Exercise aim ->
Lines that include the word "organizaciones" are the ones to copy.

Data listing ->
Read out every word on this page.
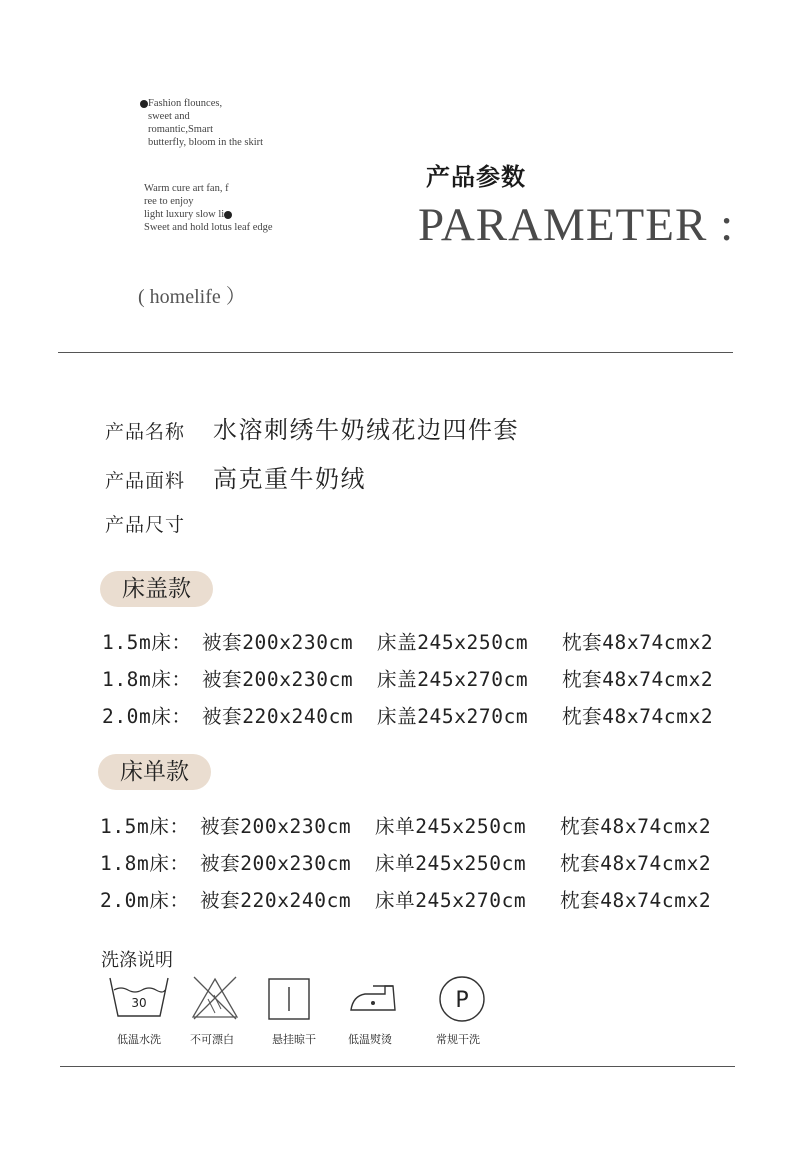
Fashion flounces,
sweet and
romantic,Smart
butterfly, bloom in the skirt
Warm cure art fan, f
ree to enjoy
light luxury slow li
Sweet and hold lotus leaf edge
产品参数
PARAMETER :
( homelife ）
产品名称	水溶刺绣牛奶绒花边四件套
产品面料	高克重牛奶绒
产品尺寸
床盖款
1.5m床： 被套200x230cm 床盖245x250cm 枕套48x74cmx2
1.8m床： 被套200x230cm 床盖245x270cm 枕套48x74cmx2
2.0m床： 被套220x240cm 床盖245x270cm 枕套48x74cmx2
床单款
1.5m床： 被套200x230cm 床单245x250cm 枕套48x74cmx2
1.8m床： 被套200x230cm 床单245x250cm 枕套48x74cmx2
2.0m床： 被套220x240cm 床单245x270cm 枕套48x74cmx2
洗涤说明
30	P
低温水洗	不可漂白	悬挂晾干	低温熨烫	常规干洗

* * *

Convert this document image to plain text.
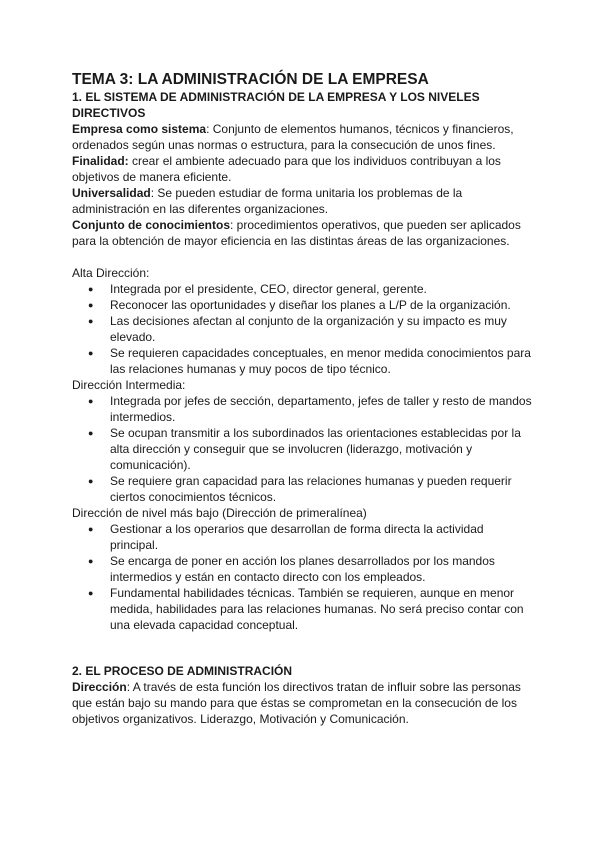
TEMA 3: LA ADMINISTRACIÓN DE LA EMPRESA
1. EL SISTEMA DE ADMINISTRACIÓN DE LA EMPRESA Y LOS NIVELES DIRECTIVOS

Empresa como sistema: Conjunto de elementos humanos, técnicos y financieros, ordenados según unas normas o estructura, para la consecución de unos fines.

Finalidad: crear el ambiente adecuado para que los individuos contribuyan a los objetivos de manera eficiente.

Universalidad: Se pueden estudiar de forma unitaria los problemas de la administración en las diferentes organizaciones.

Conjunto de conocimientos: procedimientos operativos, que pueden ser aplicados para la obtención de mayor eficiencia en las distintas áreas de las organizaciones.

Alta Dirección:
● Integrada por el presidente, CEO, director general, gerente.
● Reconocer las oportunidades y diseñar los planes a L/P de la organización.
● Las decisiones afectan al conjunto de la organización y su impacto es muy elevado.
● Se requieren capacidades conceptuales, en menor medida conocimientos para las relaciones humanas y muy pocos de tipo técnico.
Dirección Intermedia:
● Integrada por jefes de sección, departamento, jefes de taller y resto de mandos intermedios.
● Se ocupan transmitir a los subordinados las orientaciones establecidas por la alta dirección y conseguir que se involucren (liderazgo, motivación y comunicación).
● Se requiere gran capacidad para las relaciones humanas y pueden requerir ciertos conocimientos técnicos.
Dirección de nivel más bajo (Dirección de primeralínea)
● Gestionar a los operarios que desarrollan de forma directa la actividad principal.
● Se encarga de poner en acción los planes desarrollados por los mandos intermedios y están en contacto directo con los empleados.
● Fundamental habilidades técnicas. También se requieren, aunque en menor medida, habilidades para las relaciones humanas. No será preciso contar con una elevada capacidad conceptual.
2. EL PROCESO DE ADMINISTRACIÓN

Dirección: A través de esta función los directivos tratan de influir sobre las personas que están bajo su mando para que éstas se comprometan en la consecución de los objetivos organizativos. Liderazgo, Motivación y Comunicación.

...

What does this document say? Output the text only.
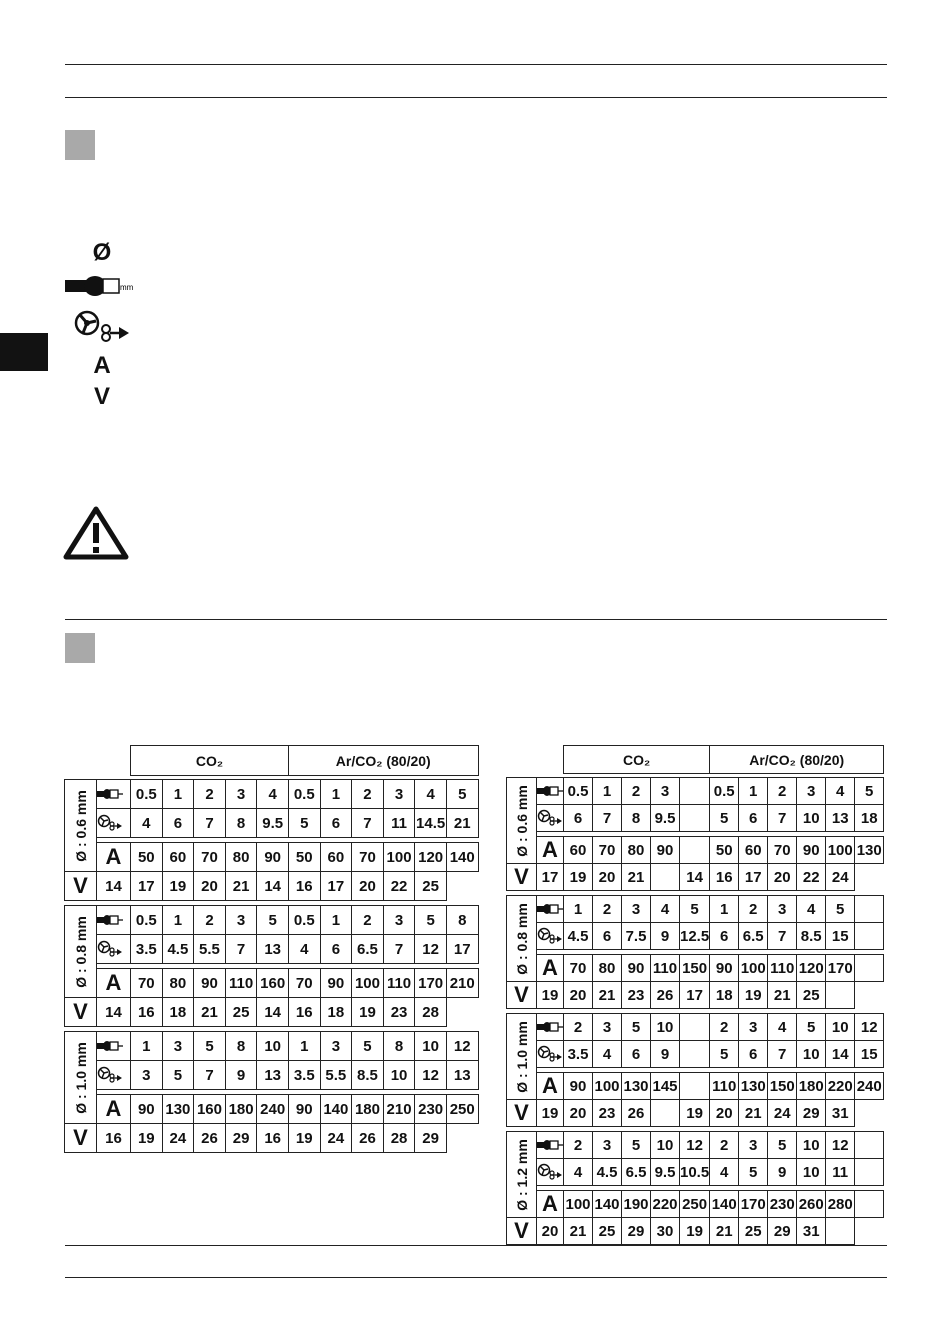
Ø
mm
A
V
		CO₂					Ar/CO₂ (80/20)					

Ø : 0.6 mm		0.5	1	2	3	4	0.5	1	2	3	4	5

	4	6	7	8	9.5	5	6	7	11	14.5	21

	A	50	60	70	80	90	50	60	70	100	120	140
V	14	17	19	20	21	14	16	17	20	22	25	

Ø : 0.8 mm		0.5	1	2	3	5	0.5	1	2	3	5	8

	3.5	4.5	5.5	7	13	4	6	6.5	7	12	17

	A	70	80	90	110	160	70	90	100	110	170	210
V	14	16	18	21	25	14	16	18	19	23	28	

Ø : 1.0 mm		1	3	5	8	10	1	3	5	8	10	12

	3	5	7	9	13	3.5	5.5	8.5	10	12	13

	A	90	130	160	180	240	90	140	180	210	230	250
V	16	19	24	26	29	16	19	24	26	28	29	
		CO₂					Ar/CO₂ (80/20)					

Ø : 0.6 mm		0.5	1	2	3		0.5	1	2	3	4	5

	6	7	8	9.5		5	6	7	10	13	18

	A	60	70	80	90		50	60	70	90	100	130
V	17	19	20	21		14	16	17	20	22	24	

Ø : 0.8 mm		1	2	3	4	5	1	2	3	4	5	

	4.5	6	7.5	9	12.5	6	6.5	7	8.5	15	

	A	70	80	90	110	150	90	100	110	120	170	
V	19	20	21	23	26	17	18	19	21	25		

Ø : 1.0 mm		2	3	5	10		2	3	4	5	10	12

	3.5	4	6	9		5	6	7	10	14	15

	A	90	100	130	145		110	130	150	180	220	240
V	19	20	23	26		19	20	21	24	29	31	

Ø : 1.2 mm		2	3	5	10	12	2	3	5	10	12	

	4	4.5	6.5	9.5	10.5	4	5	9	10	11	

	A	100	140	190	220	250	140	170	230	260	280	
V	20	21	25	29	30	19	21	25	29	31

Result of this task ->
Universalidad: Se pueden estudiar de forma unitaria los problemas de la administración en las diferentes organizaciones.
Conjunto de conocimientos: procedimientos operativos, que pueden ser aplicados para la obtención de mayor eficiencia en las distintas áreas de las organizaciones.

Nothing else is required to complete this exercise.